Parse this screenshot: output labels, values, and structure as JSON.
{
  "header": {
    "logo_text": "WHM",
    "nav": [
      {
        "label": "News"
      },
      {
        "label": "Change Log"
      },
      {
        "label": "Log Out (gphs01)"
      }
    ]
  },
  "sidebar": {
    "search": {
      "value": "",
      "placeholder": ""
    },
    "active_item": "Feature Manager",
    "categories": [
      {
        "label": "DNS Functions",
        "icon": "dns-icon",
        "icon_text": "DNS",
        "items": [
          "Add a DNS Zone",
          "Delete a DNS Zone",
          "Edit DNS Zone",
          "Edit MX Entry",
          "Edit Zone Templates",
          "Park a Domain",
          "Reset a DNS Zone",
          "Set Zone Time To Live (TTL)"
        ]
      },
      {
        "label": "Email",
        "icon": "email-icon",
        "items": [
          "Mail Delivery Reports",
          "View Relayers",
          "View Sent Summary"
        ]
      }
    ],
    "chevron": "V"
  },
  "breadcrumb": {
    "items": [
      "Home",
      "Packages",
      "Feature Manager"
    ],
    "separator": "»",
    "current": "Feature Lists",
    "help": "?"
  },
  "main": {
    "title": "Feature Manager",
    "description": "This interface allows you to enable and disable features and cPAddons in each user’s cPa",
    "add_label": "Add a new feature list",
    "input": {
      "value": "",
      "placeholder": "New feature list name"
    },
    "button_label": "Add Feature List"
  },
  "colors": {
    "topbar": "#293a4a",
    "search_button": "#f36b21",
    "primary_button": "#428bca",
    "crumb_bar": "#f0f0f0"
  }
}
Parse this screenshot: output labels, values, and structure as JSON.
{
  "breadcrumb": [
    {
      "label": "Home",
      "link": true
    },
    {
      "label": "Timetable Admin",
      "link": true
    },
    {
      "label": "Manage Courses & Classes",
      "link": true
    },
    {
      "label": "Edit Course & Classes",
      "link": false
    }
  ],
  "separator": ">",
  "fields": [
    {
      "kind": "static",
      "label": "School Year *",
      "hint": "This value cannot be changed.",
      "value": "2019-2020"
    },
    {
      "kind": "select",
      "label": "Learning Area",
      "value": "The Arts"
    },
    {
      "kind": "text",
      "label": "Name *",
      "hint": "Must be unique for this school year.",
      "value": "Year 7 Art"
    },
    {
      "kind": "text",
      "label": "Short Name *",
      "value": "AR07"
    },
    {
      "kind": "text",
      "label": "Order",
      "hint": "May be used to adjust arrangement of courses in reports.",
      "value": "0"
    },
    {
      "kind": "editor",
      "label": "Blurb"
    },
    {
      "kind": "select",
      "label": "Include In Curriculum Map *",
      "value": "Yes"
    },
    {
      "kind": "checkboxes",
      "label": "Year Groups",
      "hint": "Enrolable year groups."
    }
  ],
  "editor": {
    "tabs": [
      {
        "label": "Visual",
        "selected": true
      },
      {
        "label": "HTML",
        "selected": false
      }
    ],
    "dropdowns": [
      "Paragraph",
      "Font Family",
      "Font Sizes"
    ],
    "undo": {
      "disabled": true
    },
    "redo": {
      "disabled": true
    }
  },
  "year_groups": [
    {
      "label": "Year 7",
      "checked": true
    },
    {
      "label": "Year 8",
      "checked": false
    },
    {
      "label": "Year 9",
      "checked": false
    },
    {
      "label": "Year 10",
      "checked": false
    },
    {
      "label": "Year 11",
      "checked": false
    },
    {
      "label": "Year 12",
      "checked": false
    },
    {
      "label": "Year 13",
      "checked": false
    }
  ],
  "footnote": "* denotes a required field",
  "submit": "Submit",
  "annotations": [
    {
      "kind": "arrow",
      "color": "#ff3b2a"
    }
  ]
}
◇ ◇ ◇ ◇ ◇
▶ _Task details_
Select every line in the records above that contains the word "Manager".

▶ _Exercise output_
    "active_item": "Feature Manager",
      "Feature Manager"
    "title": "Feature Manager",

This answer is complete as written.